> _SHORT EXERCISE_
All lines featuring the string "แทนตำแหน" are to be listed.

> _RAW DATA_
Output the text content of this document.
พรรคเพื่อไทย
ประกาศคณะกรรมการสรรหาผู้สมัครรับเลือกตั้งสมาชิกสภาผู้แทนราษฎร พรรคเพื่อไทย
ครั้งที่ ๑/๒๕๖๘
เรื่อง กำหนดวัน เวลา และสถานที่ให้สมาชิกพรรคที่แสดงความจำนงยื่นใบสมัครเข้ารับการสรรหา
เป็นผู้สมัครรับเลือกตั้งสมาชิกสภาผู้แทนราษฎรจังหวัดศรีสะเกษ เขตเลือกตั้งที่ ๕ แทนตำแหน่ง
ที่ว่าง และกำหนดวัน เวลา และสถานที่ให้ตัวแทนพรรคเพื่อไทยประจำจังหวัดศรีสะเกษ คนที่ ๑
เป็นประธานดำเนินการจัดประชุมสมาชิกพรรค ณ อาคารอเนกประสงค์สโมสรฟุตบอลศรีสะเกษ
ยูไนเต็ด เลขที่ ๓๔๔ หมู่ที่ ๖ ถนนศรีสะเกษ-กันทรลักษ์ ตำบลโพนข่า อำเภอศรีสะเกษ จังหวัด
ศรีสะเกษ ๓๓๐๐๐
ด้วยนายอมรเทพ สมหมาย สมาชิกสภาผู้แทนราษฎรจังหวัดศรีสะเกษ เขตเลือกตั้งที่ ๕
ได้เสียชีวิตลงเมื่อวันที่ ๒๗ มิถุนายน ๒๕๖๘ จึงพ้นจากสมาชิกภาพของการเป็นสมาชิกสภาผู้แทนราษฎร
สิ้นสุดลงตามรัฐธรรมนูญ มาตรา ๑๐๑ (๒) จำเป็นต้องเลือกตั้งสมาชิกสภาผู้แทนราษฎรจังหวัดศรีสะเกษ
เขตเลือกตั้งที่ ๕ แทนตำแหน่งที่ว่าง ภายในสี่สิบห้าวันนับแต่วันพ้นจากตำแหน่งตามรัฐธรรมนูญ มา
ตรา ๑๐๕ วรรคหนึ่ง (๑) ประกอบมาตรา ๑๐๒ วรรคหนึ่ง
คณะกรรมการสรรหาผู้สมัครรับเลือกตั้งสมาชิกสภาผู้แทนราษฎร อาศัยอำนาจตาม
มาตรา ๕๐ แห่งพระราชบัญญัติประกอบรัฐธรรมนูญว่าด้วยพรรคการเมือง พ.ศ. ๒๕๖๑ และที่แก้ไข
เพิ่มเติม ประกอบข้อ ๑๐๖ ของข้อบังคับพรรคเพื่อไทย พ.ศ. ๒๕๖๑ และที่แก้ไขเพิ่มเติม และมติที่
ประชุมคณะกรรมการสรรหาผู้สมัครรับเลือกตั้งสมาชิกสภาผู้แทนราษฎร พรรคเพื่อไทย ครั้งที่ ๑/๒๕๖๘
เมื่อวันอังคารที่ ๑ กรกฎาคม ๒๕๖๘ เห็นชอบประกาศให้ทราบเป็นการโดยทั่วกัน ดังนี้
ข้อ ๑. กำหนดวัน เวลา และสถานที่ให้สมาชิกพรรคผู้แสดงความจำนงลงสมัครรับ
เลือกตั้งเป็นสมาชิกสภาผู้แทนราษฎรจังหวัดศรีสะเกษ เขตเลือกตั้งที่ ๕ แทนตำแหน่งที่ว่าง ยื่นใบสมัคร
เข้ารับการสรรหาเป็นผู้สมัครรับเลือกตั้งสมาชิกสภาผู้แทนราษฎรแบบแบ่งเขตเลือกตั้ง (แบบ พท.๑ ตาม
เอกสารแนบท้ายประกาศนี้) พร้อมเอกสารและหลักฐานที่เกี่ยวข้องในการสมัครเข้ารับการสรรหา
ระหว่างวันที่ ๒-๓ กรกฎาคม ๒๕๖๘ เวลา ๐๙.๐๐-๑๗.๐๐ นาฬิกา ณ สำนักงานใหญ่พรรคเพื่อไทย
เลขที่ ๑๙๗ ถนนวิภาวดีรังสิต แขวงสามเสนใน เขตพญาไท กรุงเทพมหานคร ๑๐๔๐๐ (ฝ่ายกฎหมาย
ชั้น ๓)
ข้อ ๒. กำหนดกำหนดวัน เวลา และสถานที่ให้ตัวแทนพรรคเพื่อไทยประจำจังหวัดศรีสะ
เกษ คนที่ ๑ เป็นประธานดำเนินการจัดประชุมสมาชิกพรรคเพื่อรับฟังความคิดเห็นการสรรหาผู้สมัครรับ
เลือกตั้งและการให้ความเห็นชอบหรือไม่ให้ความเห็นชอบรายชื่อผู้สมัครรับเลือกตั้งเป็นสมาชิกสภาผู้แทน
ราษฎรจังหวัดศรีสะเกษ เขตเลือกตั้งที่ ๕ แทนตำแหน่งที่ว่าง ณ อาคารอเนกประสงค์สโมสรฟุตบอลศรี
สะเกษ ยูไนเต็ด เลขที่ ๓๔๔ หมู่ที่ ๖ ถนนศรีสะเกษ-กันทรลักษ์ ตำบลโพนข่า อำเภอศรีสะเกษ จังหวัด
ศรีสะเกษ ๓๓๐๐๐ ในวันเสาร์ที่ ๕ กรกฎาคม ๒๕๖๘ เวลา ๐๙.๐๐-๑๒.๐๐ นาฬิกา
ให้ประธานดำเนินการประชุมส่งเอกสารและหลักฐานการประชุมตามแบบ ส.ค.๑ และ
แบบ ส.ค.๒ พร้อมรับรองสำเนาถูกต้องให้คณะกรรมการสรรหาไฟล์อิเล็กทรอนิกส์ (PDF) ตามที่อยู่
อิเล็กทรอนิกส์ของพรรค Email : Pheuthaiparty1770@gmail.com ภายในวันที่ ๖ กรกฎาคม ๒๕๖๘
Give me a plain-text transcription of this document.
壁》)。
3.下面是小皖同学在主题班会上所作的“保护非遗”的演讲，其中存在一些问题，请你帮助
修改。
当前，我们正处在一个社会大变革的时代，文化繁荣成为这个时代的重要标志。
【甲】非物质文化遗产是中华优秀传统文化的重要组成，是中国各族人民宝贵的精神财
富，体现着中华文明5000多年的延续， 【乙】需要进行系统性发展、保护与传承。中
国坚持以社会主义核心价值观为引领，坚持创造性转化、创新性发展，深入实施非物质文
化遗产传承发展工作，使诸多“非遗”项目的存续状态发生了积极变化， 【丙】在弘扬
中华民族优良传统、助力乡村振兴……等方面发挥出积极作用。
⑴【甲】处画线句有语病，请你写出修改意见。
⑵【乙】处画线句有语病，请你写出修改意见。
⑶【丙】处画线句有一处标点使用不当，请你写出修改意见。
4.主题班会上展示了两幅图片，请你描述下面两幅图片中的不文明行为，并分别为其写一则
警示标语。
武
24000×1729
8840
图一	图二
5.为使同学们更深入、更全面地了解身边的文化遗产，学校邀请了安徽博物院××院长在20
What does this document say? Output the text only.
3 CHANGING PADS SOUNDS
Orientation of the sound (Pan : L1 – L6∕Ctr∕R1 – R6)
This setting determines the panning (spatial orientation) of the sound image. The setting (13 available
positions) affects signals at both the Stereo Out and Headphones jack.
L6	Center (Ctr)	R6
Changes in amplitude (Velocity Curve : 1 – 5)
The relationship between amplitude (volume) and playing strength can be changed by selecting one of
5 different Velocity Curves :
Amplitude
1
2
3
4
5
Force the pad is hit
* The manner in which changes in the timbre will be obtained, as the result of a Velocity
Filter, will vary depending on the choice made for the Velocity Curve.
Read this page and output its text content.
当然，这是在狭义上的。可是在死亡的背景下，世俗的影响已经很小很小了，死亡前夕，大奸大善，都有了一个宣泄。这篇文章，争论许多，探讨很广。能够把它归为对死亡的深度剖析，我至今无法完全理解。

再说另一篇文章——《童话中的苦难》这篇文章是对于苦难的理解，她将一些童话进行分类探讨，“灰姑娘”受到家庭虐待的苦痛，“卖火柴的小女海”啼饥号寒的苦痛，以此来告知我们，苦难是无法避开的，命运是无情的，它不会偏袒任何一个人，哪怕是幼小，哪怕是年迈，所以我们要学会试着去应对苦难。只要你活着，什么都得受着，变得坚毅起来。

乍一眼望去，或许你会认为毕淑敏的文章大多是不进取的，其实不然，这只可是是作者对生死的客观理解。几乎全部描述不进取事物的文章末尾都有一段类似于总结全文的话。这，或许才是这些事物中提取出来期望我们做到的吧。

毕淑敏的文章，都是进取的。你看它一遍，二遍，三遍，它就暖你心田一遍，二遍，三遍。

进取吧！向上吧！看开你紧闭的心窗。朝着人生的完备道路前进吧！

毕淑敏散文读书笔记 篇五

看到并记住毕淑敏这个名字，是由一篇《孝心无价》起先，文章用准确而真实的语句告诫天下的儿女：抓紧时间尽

> _COMPLETED TASK_
เป็นผู้สมัครรับเลือกตั้งสมาชิกสภาผู้แทนราษฎรจังหวัดศรีสะเกษ เขตเลือกตั้งที่ ๕ แทนตำแหน่ง
เขตเลือกตั้งที่ ๕ แทนตำแหน่งที่ว่าง ภายในสี่สิบห้าวันนับแต่วันพ้นจากตำแหน่งตามรัฐธรรมนูญ มา
เลือกตั้งเป็นสมาชิกสภาผู้แทนราษฎรจังหวัดศรีสะเกษ เขตเลือกตั้งที่ ๕ แทนตำแหน่งที่ว่าง ยื่นใบสมัคร
ราษฎรจังหวัดศรีสะเกษ เขตเลือกตั้งที่ ๕ แทนตำแหน่งที่ว่าง ณ อาคารอเนกประสงค์สโมสรฟุตบอลศรี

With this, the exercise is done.